**Directive**
Go through the records and copy each line where the word "search" occurs.

**Recorded information**
···

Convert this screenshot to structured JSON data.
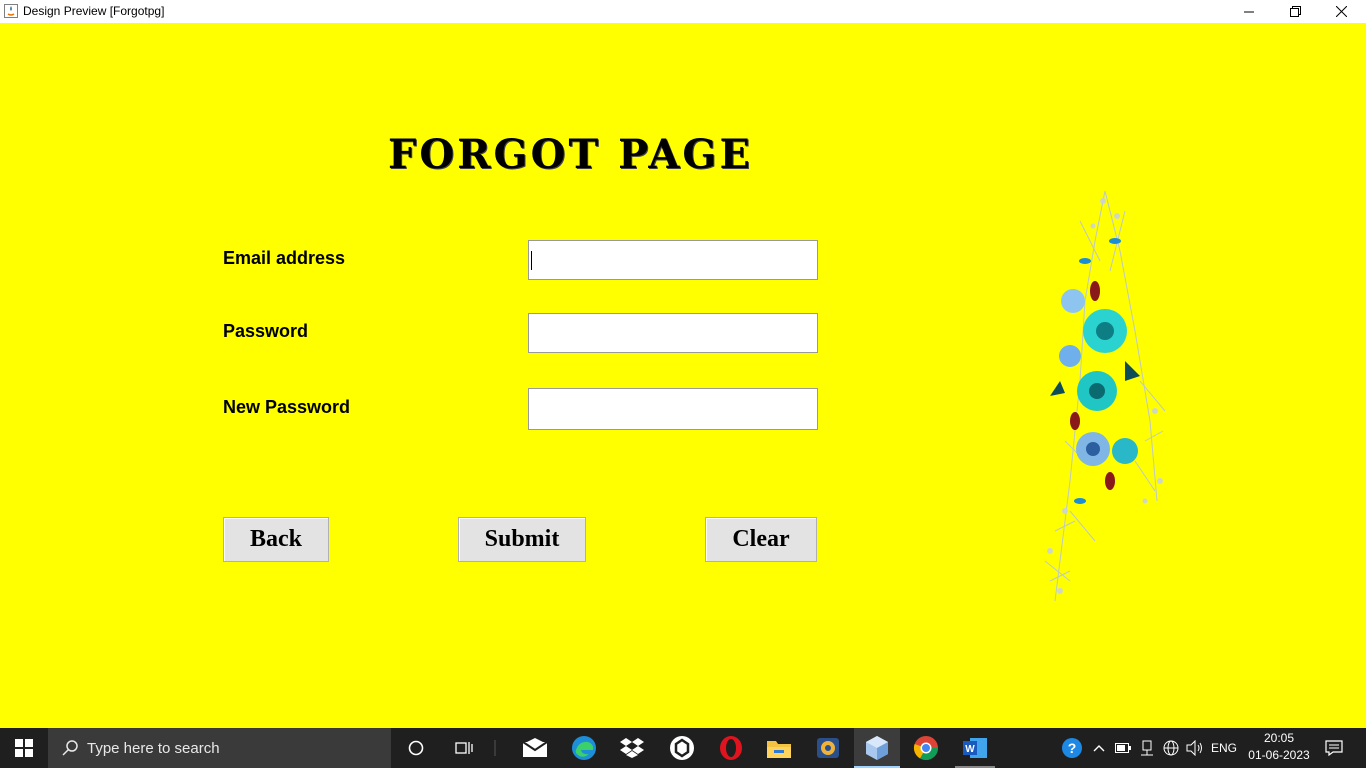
{
  "window": {
    "title": "Design Preview [Forgotpg]"
  },
  "form": {
    "heading": "FORGOT PAGE",
    "email_label": "Email address",
    "email_value": "",
    "password_label": "Password",
    "password_value": "",
    "new_password_label": "New Password",
    "new_password_value": "",
    "back_label": "Back",
    "submit_label": "Submit",
    "clear_label": "Clear"
  },
  "taskbar": {
    "search_placeholder": "Type here to search",
    "language": "ENG",
    "time": "20:05",
    "date": "01-06-2023",
    "icons": [
      "windows-start-icon",
      "search-icon",
      "cortana-icon",
      "task-view-icon",
      "mail-icon",
      "edge-icon",
      "dropbox-icon",
      "app-hex-icon",
      "opera-icon",
      "file-explorer-icon",
      "media-icon",
      "java-app-icon",
      "chrome-icon",
      "word-icon",
      "help-icon",
      "chevron-up-icon",
      "battery-icon",
      "network-icon",
      "globe-icon",
      "volume-icon",
      "notification-icon"
    ]
  },
  "colors": {
    "background": "#ffff00",
    "taskbar": "#1f1f1f",
    "button": "#e3e3e3"
  }
}
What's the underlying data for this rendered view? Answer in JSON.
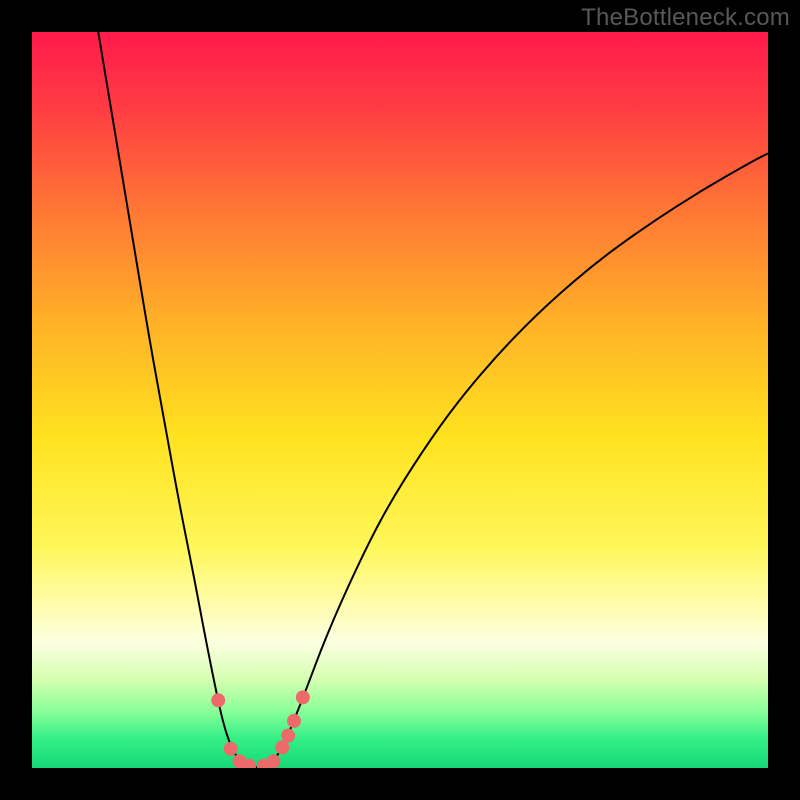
{
  "watermark": "TheBottleneck.com",
  "chart_data": {
    "type": "line",
    "title": "",
    "xlabel": "",
    "ylabel": "",
    "xlim": [
      0,
      100
    ],
    "ylim": [
      0,
      100
    ],
    "background_gradient": {
      "stops": [
        {
          "offset": 0.0,
          "color": "#ff1a4b"
        },
        {
          "offset": 0.1,
          "color": "#ff3b43"
        },
        {
          "offset": 0.25,
          "color": "#ff7a34"
        },
        {
          "offset": 0.4,
          "color": "#ffb327"
        },
        {
          "offset": 0.55,
          "color": "#ffe21f"
        },
        {
          "offset": 0.7,
          "color": "#fff75a"
        },
        {
          "offset": 0.78,
          "color": "#fffcae"
        },
        {
          "offset": 0.83,
          "color": "#fcffe0"
        },
        {
          "offset": 0.88,
          "color": "#d4ffb0"
        },
        {
          "offset": 0.92,
          "color": "#8fff9a"
        },
        {
          "offset": 0.96,
          "color": "#35ef87"
        },
        {
          "offset": 1.0,
          "color": "#16d877"
        }
      ]
    },
    "series": [
      {
        "name": "bottleneck-curve",
        "stroke": "#000000",
        "stroke_width": 2.0,
        "points": [
          {
            "x": 9.0,
            "y": 100.0
          },
          {
            "x": 10.0,
            "y": 94.0
          },
          {
            "x": 12.0,
            "y": 82.0
          },
          {
            "x": 14.0,
            "y": 70.0
          },
          {
            "x": 16.0,
            "y": 58.0
          },
          {
            "x": 18.0,
            "y": 47.0
          },
          {
            "x": 20.0,
            "y": 36.0
          },
          {
            "x": 22.0,
            "y": 26.0
          },
          {
            "x": 23.5,
            "y": 18.0
          },
          {
            "x": 25.0,
            "y": 10.5
          },
          {
            "x": 26.0,
            "y": 6.0
          },
          {
            "x": 27.0,
            "y": 3.0
          },
          {
            "x": 28.0,
            "y": 1.2
          },
          {
            "x": 29.0,
            "y": 0.4
          },
          {
            "x": 30.0,
            "y": 0.1
          },
          {
            "x": 31.0,
            "y": 0.1
          },
          {
            "x": 32.0,
            "y": 0.4
          },
          {
            "x": 33.0,
            "y": 1.2
          },
          {
            "x": 34.0,
            "y": 2.8
          },
          {
            "x": 35.0,
            "y": 5.0
          },
          {
            "x": 37.0,
            "y": 10.0
          },
          {
            "x": 40.0,
            "y": 18.0
          },
          {
            "x": 44.0,
            "y": 27.0
          },
          {
            "x": 48.0,
            "y": 35.0
          },
          {
            "x": 53.0,
            "y": 43.0
          },
          {
            "x": 58.0,
            "y": 50.0
          },
          {
            "x": 64.0,
            "y": 57.0
          },
          {
            "x": 70.0,
            "y": 63.0
          },
          {
            "x": 77.0,
            "y": 69.0
          },
          {
            "x": 84.0,
            "y": 74.0
          },
          {
            "x": 91.0,
            "y": 78.5
          },
          {
            "x": 98.0,
            "y": 82.5
          },
          {
            "x": 100.0,
            "y": 83.5
          }
        ]
      }
    ],
    "markers": {
      "name": "highlighted-points",
      "fill": "#ec6a6a",
      "radius": 7,
      "points": [
        {
          "x": 25.3,
          "y": 9.2
        },
        {
          "x": 27.0,
          "y": 2.6
        },
        {
          "x": 28.2,
          "y": 0.9
        },
        {
          "x": 29.5,
          "y": 0.3
        },
        {
          "x": 31.5,
          "y": 0.3
        },
        {
          "x": 32.8,
          "y": 0.9
        },
        {
          "x": 34.0,
          "y": 2.8
        },
        {
          "x": 34.8,
          "y": 4.4
        },
        {
          "x": 35.6,
          "y": 6.4
        },
        {
          "x": 36.8,
          "y": 9.6
        }
      ]
    }
  }
}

···

**Completed task**
    "search_placeholder": "Type here to search",
      "search-icon",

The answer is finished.